Find each line with the word "actin" and state how many there are, nothing more.
>> START Raw data
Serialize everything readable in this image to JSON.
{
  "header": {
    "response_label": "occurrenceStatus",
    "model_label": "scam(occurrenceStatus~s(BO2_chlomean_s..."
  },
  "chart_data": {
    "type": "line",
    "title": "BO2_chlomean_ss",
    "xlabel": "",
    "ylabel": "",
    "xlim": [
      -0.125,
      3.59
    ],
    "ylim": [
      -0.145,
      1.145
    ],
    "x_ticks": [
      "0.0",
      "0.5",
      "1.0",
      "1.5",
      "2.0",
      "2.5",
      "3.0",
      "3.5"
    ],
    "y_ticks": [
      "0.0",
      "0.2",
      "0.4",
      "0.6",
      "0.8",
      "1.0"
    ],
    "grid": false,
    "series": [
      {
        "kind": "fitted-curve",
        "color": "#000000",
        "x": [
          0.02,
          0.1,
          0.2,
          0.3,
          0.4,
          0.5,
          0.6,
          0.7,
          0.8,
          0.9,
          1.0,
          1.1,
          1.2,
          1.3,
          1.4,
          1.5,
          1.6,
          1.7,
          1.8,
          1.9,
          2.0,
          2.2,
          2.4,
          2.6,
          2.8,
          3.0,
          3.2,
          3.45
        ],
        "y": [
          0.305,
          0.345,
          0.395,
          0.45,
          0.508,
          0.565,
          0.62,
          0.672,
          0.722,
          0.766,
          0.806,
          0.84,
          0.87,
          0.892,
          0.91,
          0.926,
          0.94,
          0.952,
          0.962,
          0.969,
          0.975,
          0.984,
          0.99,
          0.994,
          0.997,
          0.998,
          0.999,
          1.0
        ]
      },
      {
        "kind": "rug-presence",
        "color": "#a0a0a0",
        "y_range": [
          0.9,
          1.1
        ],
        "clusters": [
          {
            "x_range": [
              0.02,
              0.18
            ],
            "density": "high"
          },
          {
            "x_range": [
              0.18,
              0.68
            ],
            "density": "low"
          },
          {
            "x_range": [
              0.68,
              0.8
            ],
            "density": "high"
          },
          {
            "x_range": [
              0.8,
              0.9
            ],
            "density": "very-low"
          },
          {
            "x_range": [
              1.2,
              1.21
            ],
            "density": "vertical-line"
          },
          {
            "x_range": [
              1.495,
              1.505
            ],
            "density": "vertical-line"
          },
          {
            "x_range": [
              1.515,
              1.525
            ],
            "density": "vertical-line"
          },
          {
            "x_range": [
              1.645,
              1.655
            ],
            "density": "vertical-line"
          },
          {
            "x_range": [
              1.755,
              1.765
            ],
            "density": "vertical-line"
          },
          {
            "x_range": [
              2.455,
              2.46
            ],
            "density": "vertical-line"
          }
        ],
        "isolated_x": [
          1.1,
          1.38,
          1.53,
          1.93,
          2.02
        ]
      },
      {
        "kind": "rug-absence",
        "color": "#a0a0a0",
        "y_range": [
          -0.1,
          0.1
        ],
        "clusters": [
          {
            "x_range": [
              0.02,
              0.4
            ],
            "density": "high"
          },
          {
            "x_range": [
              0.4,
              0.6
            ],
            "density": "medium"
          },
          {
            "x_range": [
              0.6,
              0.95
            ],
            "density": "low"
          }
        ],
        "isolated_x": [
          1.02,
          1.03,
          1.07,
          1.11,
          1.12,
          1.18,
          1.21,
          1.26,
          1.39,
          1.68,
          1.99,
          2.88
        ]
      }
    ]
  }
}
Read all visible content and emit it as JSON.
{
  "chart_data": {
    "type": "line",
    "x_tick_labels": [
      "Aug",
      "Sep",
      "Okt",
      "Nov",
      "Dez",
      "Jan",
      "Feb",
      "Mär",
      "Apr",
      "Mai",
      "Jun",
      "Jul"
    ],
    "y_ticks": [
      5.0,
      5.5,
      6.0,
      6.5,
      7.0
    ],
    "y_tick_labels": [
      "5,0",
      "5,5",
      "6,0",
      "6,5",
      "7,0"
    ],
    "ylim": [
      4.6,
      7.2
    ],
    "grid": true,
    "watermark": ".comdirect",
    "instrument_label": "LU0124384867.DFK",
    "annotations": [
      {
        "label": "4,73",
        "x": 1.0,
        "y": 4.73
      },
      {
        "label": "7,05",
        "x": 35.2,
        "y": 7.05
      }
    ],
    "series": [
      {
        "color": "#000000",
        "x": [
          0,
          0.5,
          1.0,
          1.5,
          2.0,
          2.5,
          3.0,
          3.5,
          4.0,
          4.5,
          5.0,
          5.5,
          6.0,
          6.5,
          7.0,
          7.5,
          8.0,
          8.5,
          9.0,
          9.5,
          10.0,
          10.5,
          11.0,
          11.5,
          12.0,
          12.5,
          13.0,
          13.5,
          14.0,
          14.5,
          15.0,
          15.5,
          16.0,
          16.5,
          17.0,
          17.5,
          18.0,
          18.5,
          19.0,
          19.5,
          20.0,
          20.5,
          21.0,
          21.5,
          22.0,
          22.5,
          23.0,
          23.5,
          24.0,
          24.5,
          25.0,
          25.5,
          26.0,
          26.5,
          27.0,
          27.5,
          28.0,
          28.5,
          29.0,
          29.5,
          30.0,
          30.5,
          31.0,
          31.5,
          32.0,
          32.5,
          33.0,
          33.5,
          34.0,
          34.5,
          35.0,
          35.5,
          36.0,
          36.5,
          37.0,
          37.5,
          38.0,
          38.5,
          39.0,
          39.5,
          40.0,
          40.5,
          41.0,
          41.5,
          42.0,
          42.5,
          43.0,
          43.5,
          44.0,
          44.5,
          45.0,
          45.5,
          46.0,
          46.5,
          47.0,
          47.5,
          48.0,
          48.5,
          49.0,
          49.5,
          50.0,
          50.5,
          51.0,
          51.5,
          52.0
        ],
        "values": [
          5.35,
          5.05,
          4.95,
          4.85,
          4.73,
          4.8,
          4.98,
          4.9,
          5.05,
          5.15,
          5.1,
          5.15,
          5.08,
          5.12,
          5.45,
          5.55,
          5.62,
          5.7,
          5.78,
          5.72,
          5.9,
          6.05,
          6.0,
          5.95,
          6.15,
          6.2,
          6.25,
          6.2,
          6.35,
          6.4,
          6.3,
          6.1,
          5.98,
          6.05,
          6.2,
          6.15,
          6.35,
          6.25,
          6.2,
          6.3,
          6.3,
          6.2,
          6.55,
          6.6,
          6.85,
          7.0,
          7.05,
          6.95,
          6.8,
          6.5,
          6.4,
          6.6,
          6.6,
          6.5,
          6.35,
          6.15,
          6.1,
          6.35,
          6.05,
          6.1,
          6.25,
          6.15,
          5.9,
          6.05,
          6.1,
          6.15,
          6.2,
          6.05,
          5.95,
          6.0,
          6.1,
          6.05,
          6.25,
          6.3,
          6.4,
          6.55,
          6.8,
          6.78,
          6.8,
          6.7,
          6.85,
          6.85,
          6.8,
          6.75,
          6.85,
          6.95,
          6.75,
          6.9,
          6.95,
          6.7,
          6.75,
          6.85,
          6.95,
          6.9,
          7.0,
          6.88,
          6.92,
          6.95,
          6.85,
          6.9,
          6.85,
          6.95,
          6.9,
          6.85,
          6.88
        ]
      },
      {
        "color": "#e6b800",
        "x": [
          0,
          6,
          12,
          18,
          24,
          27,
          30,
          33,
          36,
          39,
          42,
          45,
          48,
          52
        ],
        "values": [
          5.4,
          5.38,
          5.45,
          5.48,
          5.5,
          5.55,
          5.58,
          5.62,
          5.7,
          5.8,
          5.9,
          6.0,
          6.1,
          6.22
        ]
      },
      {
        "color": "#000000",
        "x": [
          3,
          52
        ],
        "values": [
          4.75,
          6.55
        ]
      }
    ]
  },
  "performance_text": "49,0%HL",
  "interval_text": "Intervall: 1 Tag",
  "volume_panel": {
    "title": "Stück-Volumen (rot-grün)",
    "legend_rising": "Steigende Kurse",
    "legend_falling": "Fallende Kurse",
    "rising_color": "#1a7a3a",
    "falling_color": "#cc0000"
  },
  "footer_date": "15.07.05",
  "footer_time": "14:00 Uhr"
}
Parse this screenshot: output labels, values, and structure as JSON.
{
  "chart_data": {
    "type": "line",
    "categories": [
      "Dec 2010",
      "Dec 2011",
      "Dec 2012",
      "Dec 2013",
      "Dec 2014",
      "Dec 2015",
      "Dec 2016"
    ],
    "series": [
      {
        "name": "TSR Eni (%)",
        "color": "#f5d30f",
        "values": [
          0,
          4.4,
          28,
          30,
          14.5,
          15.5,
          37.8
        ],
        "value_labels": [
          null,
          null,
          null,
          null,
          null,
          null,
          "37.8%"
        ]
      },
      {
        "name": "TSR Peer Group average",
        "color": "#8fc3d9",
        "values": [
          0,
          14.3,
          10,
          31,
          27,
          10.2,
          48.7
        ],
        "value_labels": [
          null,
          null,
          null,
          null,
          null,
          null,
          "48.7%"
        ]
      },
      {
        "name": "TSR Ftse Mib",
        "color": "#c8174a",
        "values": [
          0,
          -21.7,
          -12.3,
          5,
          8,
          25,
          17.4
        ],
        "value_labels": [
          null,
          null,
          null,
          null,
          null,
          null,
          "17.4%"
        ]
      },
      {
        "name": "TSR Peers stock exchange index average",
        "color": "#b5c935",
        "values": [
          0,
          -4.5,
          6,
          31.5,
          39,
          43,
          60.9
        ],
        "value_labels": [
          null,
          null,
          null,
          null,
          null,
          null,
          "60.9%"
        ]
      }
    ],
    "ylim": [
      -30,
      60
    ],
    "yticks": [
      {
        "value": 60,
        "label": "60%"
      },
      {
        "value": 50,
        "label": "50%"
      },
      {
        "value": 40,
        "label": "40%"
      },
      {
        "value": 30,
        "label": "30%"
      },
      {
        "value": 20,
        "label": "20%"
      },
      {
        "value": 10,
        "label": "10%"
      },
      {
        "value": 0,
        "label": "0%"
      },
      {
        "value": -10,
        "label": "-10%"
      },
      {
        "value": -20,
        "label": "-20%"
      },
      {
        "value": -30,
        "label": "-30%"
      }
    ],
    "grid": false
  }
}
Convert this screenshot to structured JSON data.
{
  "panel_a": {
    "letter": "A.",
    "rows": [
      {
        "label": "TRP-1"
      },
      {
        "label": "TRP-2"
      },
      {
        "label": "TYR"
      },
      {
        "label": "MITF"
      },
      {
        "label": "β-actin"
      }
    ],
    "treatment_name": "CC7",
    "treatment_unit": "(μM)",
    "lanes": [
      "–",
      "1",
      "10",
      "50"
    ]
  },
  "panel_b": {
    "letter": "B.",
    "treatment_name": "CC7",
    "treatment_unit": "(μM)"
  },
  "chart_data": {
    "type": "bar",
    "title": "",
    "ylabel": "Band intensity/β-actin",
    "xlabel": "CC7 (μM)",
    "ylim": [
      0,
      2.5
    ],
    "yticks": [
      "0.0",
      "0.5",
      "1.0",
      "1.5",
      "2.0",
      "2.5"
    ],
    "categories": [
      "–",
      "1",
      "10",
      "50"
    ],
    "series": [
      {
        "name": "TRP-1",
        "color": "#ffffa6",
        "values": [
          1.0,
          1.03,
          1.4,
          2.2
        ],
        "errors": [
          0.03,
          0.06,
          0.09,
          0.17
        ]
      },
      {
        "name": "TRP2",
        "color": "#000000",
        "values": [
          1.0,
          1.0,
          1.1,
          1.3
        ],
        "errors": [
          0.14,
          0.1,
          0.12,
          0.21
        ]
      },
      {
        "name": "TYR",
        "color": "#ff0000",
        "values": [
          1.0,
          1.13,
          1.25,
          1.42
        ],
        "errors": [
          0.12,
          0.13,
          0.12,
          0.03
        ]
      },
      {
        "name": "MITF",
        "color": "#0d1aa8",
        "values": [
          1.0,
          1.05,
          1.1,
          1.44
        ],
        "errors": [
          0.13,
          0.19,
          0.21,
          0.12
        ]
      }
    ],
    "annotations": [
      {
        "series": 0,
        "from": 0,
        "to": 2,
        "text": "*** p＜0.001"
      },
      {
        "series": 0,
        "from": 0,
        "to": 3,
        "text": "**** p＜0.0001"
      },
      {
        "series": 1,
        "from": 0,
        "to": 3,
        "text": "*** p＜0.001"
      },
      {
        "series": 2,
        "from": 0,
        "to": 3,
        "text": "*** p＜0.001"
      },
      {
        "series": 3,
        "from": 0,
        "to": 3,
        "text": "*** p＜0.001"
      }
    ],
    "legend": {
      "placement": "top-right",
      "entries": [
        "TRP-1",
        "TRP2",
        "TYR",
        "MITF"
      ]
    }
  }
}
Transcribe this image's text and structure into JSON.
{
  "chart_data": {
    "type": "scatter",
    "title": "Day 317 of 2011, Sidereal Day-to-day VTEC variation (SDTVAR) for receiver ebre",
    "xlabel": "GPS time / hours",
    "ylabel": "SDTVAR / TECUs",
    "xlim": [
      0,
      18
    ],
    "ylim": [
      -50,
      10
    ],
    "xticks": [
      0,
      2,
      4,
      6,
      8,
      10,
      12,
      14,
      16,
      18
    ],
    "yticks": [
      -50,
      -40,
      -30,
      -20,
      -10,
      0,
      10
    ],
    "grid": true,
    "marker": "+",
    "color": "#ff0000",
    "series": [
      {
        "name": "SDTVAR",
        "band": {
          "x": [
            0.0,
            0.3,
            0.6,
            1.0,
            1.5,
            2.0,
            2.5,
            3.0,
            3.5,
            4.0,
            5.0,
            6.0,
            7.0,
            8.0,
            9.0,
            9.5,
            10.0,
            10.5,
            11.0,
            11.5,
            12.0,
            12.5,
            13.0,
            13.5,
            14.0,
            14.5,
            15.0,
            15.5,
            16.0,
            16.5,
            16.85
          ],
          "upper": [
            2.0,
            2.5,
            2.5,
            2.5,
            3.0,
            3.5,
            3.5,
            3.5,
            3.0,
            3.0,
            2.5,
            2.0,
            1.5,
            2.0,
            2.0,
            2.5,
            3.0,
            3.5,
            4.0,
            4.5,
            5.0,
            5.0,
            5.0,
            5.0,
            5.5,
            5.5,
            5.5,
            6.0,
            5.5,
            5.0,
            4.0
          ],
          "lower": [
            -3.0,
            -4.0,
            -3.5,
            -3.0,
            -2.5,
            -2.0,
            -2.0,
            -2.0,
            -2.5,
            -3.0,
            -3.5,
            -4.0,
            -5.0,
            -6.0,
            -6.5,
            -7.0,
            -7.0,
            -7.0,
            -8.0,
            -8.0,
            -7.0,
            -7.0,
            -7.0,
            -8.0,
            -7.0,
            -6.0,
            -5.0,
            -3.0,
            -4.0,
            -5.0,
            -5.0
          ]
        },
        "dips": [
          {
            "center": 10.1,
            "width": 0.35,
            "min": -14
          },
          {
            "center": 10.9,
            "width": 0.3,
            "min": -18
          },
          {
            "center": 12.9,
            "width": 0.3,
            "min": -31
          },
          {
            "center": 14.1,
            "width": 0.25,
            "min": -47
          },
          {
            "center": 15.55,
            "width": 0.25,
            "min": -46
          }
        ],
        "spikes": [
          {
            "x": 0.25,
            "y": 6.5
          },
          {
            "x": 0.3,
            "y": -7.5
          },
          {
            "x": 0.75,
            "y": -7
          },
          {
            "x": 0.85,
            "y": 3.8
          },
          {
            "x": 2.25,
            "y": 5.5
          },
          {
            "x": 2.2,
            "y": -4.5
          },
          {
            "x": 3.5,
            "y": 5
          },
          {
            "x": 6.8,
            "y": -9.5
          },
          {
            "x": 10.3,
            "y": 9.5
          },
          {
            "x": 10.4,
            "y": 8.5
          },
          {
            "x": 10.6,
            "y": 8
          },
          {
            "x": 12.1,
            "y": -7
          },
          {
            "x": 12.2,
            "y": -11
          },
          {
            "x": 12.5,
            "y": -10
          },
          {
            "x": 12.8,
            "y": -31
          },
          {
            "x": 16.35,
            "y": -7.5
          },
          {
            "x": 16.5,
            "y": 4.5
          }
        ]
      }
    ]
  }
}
>> END Raw data
**Task output**:
2